**TASK DETAILS**.
All entries must be repeated exactly; do not include the pictures.

Dataset records:
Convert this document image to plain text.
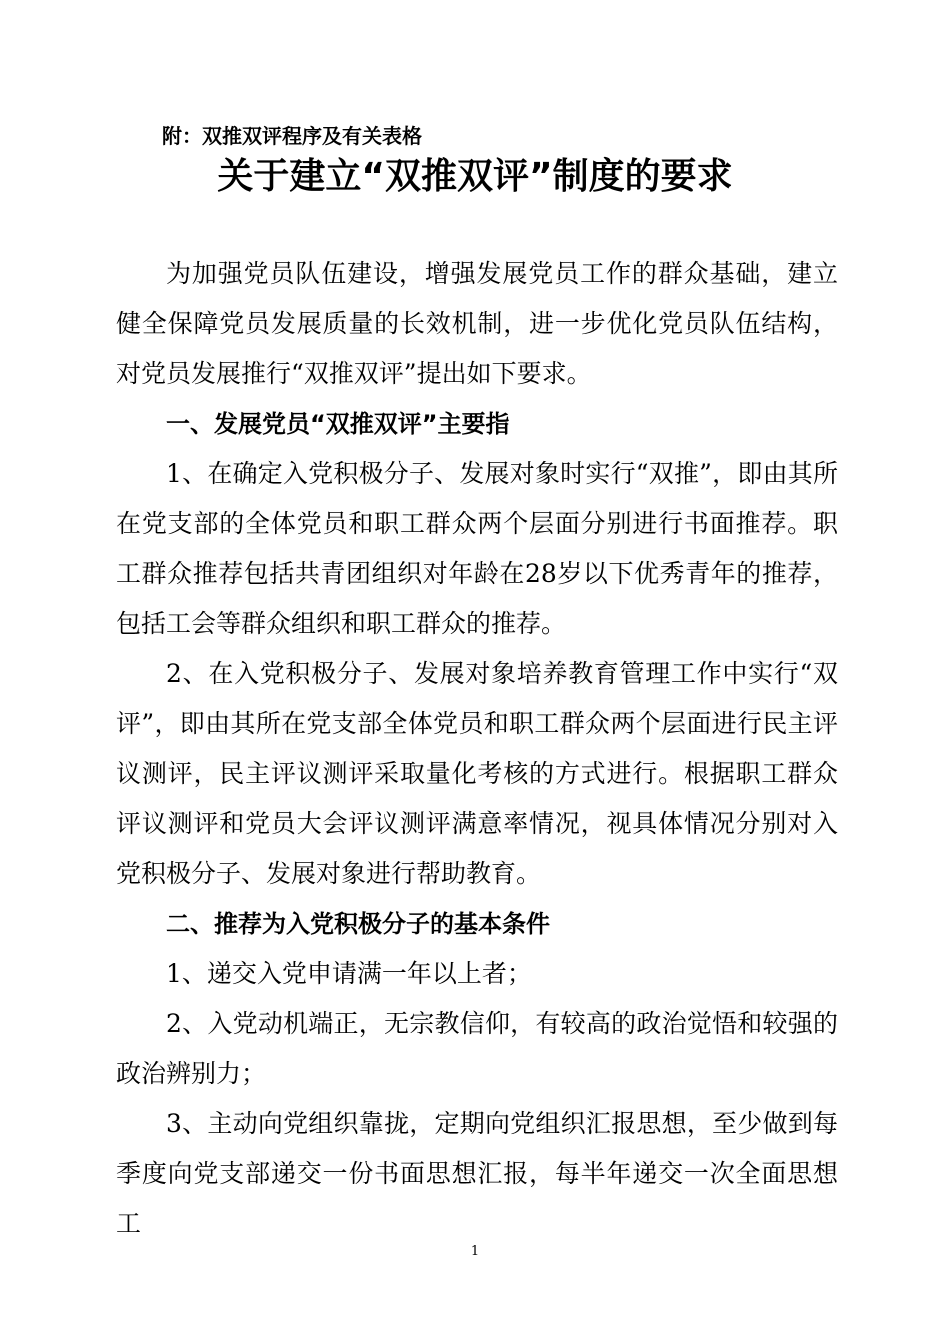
附：双推双评程序及有关表格
关于建立“双推双评”制度的要求

为加强党员队伍建设，增强发展党员工作的群众基础，建立健全保障党员发展质量的长效机制，进一步优化党员队伍结构，对党员发展推行“双推双评”提出如下要求。

一、发展党员“双推双评”主要指

1、在确定入党积极分子、发展对象时实行“双推”，即由其所在党支部的全体党员和职工群众两个层面分别进行书面推荐。职工群众推荐包括共青团组织对年龄在28岁以下优秀青年的推荐，包括工会等群众组织和职工群众的推荐。

2、在入党积极分子、发展对象培养教育管理工作中实行“双评”，即由其所在党支部全体党员和职工群众两个层面进行民主评议测评，民主评议测评采取量化考核的方式进行。根据职工群众评议测评和党员大会评议测评满意率情况，视具体情况分别对入党积极分子、发展对象进行帮助教育。

二、推荐为入党积极分子的基本条件

1、递交入党申请满一年以上者；

2、入党动机端正，无宗教信仰，有较高的政治觉悟和较强的政治辨别力；

3、主动向党组织靠拢，定期向党组织汇报思想，至少做到每季度向党支部递交一份书面思想汇报，每半年递交一次全面思想工

1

**CORRECT RESULT**.
Convert this document image to plain text.
附：双推双评程序及有关表格
关于建立“双推双评”制度的要求

为加强党员队伍建设，增强发展党员工作的群众基础，建立健全保障党员发展质量的长效机制，进一步优化党员队伍结构，对党员发展推行“双推双评”提出如下要求。

一、发展党员“双推双评”主要指

1、在确定入党积极分子、发展对象时实行“双推”，即由其所在党支部的全体党员和职工群众两个层面分别进行书面推荐。职工群众推荐包括共青团组织对年龄在28岁以下优秀青年的推荐，包括工会等群众组织和职工群众的推荐。

2、在入党积极分子、发展对象培养教育管理工作中实行“双评”，即由其所在党支部全体党员和职工群众两个层面进行民主评议测评，民主评议测评采取量化考核的方式进行。根据职工群众评议测评和党员大会评议测评满意率情况，视具体情况分别对入党积极分子、发展对象进行帮助教育。

二、推荐为入党积极分子的基本条件

1、递交入党申请满一年以上者；

2、入党动机端正，无宗教信仰，有较高的政治觉悟和较强的政治辨别力；

3、主动向党组织靠拢，定期向党组织汇报思想，至少做到每季度向党支部递交一份书面思想汇报，每半年递交一次全面思想工

1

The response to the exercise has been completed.